[Collected data]
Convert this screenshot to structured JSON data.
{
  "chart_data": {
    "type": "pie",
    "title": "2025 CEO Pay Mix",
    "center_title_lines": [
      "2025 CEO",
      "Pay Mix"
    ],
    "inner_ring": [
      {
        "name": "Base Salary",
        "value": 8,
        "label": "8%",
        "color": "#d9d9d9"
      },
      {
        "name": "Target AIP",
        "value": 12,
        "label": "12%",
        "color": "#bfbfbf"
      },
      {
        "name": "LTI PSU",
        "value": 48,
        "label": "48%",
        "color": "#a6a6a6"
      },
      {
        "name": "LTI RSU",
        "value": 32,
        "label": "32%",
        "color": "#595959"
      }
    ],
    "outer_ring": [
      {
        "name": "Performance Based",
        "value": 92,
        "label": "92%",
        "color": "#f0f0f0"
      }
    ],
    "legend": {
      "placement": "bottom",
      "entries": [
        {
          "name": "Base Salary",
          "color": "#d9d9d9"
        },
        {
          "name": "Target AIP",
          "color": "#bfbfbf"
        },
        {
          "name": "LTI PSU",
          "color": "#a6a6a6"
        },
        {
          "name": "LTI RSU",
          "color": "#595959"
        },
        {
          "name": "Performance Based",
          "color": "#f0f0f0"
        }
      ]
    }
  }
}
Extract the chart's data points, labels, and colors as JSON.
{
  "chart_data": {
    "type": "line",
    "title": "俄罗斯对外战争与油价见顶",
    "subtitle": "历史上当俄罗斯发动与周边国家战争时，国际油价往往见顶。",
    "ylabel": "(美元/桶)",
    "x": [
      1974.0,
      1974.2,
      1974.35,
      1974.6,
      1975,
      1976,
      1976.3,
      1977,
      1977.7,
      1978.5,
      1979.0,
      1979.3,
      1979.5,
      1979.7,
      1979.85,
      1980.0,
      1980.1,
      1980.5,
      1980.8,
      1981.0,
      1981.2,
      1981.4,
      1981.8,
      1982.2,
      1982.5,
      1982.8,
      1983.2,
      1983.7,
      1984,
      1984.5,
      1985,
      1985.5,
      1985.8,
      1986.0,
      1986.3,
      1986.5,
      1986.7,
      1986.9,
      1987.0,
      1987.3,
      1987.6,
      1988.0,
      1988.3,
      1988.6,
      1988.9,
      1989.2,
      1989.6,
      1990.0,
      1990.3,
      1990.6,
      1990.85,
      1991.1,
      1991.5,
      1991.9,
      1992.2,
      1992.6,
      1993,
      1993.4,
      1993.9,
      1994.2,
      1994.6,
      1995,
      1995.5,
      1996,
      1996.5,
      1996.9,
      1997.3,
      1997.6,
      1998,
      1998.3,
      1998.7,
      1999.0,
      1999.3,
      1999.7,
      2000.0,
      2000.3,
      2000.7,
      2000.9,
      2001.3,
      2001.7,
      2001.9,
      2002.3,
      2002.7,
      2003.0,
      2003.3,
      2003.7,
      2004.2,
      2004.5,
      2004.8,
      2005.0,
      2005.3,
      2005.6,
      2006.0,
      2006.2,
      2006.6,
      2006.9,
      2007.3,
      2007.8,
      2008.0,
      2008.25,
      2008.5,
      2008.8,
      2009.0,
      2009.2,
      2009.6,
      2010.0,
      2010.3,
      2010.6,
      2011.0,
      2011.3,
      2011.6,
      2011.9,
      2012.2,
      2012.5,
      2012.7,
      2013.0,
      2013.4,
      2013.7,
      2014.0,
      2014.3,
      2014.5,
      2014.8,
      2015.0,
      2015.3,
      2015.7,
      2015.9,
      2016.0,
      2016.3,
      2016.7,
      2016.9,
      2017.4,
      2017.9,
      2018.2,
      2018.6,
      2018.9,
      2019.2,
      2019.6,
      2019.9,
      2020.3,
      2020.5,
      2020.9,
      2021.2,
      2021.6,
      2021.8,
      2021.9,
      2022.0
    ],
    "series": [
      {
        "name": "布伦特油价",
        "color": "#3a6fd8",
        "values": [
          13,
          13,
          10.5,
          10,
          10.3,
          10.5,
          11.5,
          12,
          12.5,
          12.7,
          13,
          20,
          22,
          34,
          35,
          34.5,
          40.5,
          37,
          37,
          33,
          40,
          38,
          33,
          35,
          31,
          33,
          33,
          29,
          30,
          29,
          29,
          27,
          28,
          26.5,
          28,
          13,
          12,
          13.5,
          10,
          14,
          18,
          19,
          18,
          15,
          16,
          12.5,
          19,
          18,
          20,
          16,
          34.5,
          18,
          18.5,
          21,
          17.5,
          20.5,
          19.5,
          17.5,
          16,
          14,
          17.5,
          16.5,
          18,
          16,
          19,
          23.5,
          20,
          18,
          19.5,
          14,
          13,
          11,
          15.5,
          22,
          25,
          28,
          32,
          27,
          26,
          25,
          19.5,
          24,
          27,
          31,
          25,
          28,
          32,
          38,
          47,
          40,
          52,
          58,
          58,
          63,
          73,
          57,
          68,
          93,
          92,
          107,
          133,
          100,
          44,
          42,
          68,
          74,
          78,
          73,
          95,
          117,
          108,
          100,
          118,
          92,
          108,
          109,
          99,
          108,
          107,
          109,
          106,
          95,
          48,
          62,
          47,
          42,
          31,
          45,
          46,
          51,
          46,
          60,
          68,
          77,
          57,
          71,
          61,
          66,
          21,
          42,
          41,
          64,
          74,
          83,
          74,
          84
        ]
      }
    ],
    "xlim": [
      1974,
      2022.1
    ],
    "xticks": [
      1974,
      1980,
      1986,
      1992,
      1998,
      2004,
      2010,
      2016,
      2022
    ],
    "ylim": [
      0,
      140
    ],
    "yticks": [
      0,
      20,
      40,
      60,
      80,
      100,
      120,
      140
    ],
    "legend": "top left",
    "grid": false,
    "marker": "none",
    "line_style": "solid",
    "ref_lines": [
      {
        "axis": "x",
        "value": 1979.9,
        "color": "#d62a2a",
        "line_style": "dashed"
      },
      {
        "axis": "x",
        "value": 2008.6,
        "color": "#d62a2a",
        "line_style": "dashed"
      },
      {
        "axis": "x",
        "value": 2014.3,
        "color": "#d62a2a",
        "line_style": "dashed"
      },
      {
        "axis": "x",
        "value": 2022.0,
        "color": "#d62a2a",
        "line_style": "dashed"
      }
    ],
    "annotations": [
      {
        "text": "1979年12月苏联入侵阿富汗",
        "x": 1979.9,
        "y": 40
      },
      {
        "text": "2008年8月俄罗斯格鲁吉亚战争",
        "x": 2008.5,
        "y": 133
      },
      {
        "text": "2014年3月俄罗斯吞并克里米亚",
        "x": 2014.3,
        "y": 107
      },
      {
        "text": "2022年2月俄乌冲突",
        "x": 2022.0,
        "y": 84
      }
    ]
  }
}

SHORT PROBLEM: Reproduce all data above, unchanged.

TASK SOLUTION:
Convert this screenshot to structured JSON data.
{
  "chart_data": {
    "type": "pie",
    "title": "2025 CEO Pay Mix",
    "center_title_lines": [
      "2025 CEO",
      "Pay Mix"
    ],
    "inner_ring": [
      {
        "name": "Base Salary",
        "value": 8,
        "label": "8%",
        "color": "#d9d9d9"
      },
      {
        "name": "Target AIP",
        "value": 12,
        "label": "12%",
        "color": "#bfbfbf"
      },
      {
        "name": "LTI PSU",
        "value": 48,
        "label": "48%",
        "color": "#a6a6a6"
      },
      {
        "name": "LTI RSU",
        "value": 32,
        "label": "32%",
        "color": "#595959"
      }
    ],
    "outer_ring": [
      {
        "name": "Performance Based",
        "value": 92,
        "label": "92%",
        "color": "#f0f0f0"
      }
    ],
    "legend": {
      "placement": "bottom",
      "entries": [
        {
          "name": "Base Salary",
          "color": "#d9d9d9"
        },
        {
          "name": "Target AIP",
          "color": "#bfbfbf"
        },
        {
          "name": "LTI PSU",
          "color": "#a6a6a6"
        },
        {
          "name": "LTI RSU",
          "color": "#595959"
        },
        {
          "name": "Performance Based",
          "color": "#f0f0f0"
        }
      ]
    }
  }
}
Extract the chart's data points, labels, and colors as JSON.
{
  "chart_data": {
    "type": "line",
    "title": "俄罗斯对外战争与油价见顶",
    "subtitle": "历史上当俄罗斯发动与周边国家战争时，国际油价往往见顶。",
    "ylabel": "(美元/桶)",
    "x": [
      1974.0,
      1974.2,
      1974.35,
      1974.6,
      1975,
      1976,
      1976.3,
      1977,
      1977.7,
      1978.5,
      1979.0,
      1979.3,
      1979.5,
      1979.7,
      1979.85,
      1980.0,
      1980.1,
      1980.5,
      1980.8,
      1981.0,
      1981.2,
      1981.4,
      1981.8,
      1982.2,
      1982.5,
      1982.8,
      1983.2,
      1983.7,
      1984,
      1984.5,
      1985,
      1985.5,
      1985.8,
      1986.0,
      1986.3,
      1986.5,
      1986.7,
      1986.9,
      1987.0,
      1987.3,
      1987.6,
      1988.0,
      1988.3,
      1988.6,
      1988.9,
      1989.2,
      1989.6,
      1990.0,
      1990.3,
      1990.6,
      1990.85,
      1991.1,
      1991.5,
      1991.9,
      1992.2,
      1992.6,
      1993,
      1993.4,
      1993.9,
      1994.2,
      1994.6,
      1995,
      1995.5,
      1996,
      1996.5,
      1996.9,
      1997.3,
      1997.6,
      1998,
      1998.3,
      1998.7,
      1999.0,
      1999.3,
      1999.7,
      2000.0,
      2000.3,
      2000.7,
      2000.9,
      2001.3,
      2001.7,
      2001.9,
      2002.3,
      2002.7,
      2003.0,
      2003.3,
      2003.7,
      2004.2,
      2004.5,
      2004.8,
      2005.0,
      2005.3,
      2005.6,
      2006.0,
      2006.2,
      2006.6,
      2006.9,
      2007.3,
      2007.8,
      2008.0,
      2008.25,
      2008.5,
      2008.8,
      2009.0,
      2009.2,
      2009.6,
      2010.0,
      2010.3,
      2010.6,
      2011.0,
      2011.3,
      2011.6,
      2011.9,
      2012.2,
      2012.5,
      2012.7,
      2013.0,
      2013.4,
      2013.7,
      2014.0,
      2014.3,
      2014.5,
      2014.8,
      2015.0,
      2015.3,
      2015.7,
      2015.9,
      2016.0,
      2016.3,
      2016.7,
      2016.9,
      2017.4,
      2017.9,
      2018.2,
      2018.6,
      2018.9,
      2019.2,
      2019.6,
      2019.9,
      2020.3,
      2020.5,
      2020.9,
      2021.2,
      2021.6,
      2021.8,
      2021.9,
      2022.0
    ],
    "series": [
      {
        "name": "布伦特油价",
        "color": "#3a6fd8",
        "values": [
          13,
          13,
          10.5,
          10,
          10.3,
          10.5,
          11.5,
          12,
          12.5,
          12.7,
          13,
          20,
          22,
          34,
          35,
          34.5,
          40.5,
          37,
          37,
          33,
          40,
          38,
          33,
          35,
          31,
          33,
          33,
          29,
          30,
          29,
          29,
          27,
          28,
          26.5,
          28,
          13,
          12,
          13.5,
          10,
          14,
          18,
          19,
          18,
          15,
          16,
          12.5,
          19,
          18,
          20,
          16,
          34.5,
          18,
          18.5,
          21,
          17.5,
          20.5,
          19.5,
          17.5,
          16,
          14,
          17.5,
          16.5,
          18,
          16,
          19,
          23.5,
          20,
          18,
          19.5,
          14,
          13,
          11,
          15.5,
          22,
          25,
          28,
          32,
          27,
          26,
          25,
          19.5,
          24,
          27,
          31,
          25,
          28,
          32,
          38,
          47,
          40,
          52,
          58,
          58,
          63,
          73,
          57,
          68,
          93,
          92,
          107,
          133,
          100,
          44,
          42,
          68,
          74,
          78,
          73,
          95,
          117,
          108,
          100,
          118,
          92,
          108,
          109,
          99,
          108,
          107,
          109,
          106,
          95,
          48,
          62,
          47,
          42,
          31,
          45,
          46,
          51,
          46,
          60,
          68,
          77,
          57,
          71,
          61,
          66,
          21,
          42,
          41,
          64,
          74,
          83,
          74,
          84
        ]
      }
    ],
    "xlim": [
      1974,
      2022.1
    ],
    "xticks": [
      1974,
      1980,
      1986,
      1992,
      1998,
      2004,
      2010,
      2016,
      2022
    ],
    "ylim": [
      0,
      140
    ],
    "yticks": [
      0,
      20,
      40,
      60,
      80,
      100,
      120,
      140
    ],
    "legend": "top left",
    "grid": false,
    "marker": "none",
    "line_style": "solid",
    "ref_lines": [
      {
        "axis": "x",
        "value": 1979.9,
        "color": "#d62a2a",
        "line_style": "dashed"
      },
      {
        "axis": "x",
        "value": 2008.6,
        "color": "#d62a2a",
        "line_style": "dashed"
      },
      {
        "axis": "x",
        "value": 2014.3,
        "color": "#d62a2a",
        "line_style": "dashed"
      },
      {
        "axis": "x",
        "value": 2022.0,
        "color": "#d62a2a",
        "line_style": "dashed"
      }
    ],
    "annotations": [
      {
        "text": "1979年12月苏联入侵阿富汗",
        "x": 1979.9,
        "y": 40
      },
      {
        "text": "2008年8月俄罗斯格鲁吉亚战争",
        "x": 2008.5,
        "y": 133
      },
      {
        "text": "2014年3月俄罗斯吞并克里米亚",
        "x": 2014.3,
        "y": 107
      },
      {
        "text": "2022年2月俄乌冲突",
        "x": 2022.0,
        "y": 84
      }
    ]
  }
}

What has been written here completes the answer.